• **SUPPLIED PASSAGE**:
-*-

I now have my V+ box and broadband capable of 1.25mbs downloading. Some sites get close to that, others don't. I'm pleased to say this is one of the ones that does. It took a while to get it working - the guy said "Just use the handy set up CD... AND DON'T PLUG THE MODEM IN UNTIL IT TELLS YOU". So I tried the handy set up CD and nothing happened. You see, Virgin Media decided that their set up process should be housed in a Flash application with bells and whistles and something in there that my computer didn't like. So I just got a white screen with the Virgin logo on it. I tried it in both drives, I tried copying the contents of the disc onto my hard drive. I disabled the firewall, closed down the anti-virus, switch off Scotty the Watchdog, paused any other security software that was running, uninstalled Firefox and IE, reinstalled both of them, reinstalled Flash and Shockwave (all from backup CDs). None of it worked. I tried the disc on father's lap top and it worked fine so it wasn't a faulty disc. So in the end I called their broadband support, got put through to an Indian call centre (or at least an Indian in a call centre) and prepared myself for a long and painful battle. But lo! She was fantastic. I told her what was wrong, she seemed to know immediately what this meant and she gave me an IP address to register the modem the low-tech way. Which was a piece of pie as I had all the necessary incantations and shit. The whole thing was done and dusty in five minutes. I don't care which continent the call centre is on if they have employees like her. But why oh why was the low-tech info not stuck at the back of the "Hi - welcome to Virgin Broadband" guide? I know they try to write in uber-plain English and make everything as simple as it can possibly be but couldn't they at least have a bit at the back which says "In the unlikely event that the broadband set up CD doesn't work, please call 0845 XXXXXX or type the following number into the address bar of your browser." I wasted so much time trying to get an installation CD to work that I was almost angry that the resolution was so simple. It spoilt the whole broadband experience for as long as it took to experience the tenfold increase in download (and equally crucially upload) speeds.

-*-

• **GIVEN RECORDS**:
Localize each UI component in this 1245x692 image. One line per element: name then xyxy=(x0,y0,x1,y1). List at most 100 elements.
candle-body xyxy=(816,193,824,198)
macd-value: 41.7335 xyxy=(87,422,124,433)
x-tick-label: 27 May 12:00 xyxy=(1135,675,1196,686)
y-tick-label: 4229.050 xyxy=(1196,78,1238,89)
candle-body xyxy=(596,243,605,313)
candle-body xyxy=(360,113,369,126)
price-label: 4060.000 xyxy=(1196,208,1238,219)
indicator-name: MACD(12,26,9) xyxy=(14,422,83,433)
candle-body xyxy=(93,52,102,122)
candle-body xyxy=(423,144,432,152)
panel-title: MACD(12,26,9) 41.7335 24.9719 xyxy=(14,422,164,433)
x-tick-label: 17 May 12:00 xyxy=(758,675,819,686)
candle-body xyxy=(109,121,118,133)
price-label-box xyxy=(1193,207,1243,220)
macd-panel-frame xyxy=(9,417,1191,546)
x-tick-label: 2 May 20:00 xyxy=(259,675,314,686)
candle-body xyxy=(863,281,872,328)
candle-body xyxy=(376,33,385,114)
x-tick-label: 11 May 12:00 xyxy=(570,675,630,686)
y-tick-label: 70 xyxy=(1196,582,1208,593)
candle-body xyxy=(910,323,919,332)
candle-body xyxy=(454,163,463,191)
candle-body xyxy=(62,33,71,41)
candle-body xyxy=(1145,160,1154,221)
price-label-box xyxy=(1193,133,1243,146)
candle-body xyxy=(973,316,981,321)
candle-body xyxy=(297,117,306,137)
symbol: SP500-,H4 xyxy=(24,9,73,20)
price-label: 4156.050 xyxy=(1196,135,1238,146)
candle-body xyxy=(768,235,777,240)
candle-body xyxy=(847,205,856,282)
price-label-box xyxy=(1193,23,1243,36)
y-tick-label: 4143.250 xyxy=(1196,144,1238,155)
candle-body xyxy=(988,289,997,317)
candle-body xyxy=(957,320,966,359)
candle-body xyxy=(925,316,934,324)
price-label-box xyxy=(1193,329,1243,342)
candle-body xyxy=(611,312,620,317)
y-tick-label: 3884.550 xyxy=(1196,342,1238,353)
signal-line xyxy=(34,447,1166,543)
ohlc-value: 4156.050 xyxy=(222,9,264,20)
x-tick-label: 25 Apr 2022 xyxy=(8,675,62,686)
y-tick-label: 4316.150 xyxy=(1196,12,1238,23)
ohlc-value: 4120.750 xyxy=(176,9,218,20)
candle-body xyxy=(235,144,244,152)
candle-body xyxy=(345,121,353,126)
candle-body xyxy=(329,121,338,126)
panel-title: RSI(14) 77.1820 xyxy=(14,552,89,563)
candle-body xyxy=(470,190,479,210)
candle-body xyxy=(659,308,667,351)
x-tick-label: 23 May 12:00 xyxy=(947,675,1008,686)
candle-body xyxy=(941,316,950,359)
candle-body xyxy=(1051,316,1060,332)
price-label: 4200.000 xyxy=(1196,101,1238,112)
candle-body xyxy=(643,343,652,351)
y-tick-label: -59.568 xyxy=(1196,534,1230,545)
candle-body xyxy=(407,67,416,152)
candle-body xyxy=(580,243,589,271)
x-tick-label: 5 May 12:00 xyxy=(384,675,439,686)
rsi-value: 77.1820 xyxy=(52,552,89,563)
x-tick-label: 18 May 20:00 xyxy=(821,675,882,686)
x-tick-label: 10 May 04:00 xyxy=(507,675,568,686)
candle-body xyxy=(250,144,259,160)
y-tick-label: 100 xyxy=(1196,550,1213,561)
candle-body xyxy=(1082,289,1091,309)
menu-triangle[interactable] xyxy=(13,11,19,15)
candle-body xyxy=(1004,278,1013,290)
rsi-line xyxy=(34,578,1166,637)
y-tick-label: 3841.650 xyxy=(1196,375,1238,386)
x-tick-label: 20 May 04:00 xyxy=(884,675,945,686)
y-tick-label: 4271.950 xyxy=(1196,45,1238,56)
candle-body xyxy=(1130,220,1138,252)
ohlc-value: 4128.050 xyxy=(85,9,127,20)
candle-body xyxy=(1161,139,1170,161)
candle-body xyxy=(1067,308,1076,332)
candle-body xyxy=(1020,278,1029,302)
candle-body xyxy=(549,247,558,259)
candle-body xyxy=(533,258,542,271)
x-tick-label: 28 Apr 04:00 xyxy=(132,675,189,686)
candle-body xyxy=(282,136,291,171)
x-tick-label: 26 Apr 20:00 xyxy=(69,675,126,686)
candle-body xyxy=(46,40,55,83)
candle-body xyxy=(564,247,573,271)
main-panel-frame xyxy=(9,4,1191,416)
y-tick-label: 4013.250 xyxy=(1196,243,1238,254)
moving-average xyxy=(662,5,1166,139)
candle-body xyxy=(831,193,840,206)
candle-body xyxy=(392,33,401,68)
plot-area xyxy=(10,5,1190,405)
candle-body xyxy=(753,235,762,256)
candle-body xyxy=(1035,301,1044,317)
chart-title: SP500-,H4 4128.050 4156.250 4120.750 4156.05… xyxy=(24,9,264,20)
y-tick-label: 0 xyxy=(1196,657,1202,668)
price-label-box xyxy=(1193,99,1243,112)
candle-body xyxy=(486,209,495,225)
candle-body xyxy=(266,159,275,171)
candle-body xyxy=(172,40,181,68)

-*-

• **TASK SET**:
[A] Using the post about setting up Virgin broadband, decide whether each statement agrees with it. Answer yes or no for each, and quote the exact words from the post that decide it.
(i) The setup CD worked on the writer's father's laptop.
(ii) The call to broadband support took well over an hour to resolve the problem.
(iii) The welcome guide contained instructions for registering the modem the low-tech way.
[B] Summarize the post about setting up Virgin broadband in two sentences.
[C] Write the next part of the post about setting up Virgin broadband, picking up after its final sentence.

• **TASK-BY-TASK OUTPUTS**:
[A]
(i) Yes: "I tried the disc on father's lap top and it worked fine so it wasn't a faulty disc."
(ii) No: "The whole thing was done and dusty in five minutes."
(iii) No: "why oh why was the low-tech info not stuck at the back"

[B] After getting a V+ box and broadband capable of 1.25mbs, the writer found that Virgin Media's Flash-based setup CD showed only a white screen with the Virgin logo, and steps like disabling security software and reinstalling the browsers and Flash did not help. A call to broadband support fixed it in five minutes with an IP address for registering the modem the low-tech way, leaving the writer full of praise for the agent but frustrated that the welcome guide did not include this fallback.

[C]
My V+ box is pretty impressive too. Although I'm sad to see my friend TiVo go to the big PVR graveyard in the sky (or on top of a wardrobe, whichever is more realistic) I think V+ is up to the job of replacing her. The strengths are that V+ has three tuners (currently two can record and a third channel can be watched but they are looking at whether all three can be made recordable in the future), V+ is all in one instead of being two boxes linked by cables and wires and a frequently missed infrared signal, V+ gets its programme updates through the cable without needing to be connected to a phone line and the V+ interface seems quicker and less needlessly perky. The downsides are that the EPG isn't as lengthy as TiVo's, you can't search the EPG as efficiently with the V+ software and the remote control isn't as well organised as TiVo's. I haven't yet managed to get my SCARTs right - my TV has three inputs and currently 1 is the DVD player, 2 is the cable signal with menus but sound only if the VCR is switched on and 3 is the cable picture but without any menus or programme guides available. If I try to archive V+ programmes to DVD they go through the wrong channel and don't record (but I can record them if I watch them on the V+. It is all terribly confusing and yet strangely interesting at the same time.

I haven't had time to sort out the wiring because I've been spring cleaning. Yes - me. Me that hasn't had a proper tidy up since Mrs Thatcher was on the throne. Normally I have a week or two off and have grand ideas about sorting through things and straightening things and making things less awkwardly balanced on top of other things but these detailed plans never come to much. Maybe a day or half a day's effort is expended and then I just curl up into a ball and demand (thus far without success) that the world will go away and leave me alone. This time does seem to be different - I've settled into a routine of going out in the morning and spending the afternoon hard at it. Then I do some tidying. Today was books - I've been through several hundred of them, sorted them by saleability, size and whether I have read them or not. I now have a couple of dozen more items on Amazon, a three foot high pile of things to read next and a bit more space in which to stand and think "Hmm - what shall I do now?"

During one of those brief moments of thinking "Hmm - what shall I do now?" I decided to be assertive and confident and phone the wretched garage. They were going to ring me on Monday or Tuesday but didn't. He said he's be absolutely definitely faithfully on his pet mother's grave been promised they will get it tomorrow. Then, depending on whether they need to plate it or coat it or do something else to it, I should be able to collect it tomorrow or Friday or early next week or shit.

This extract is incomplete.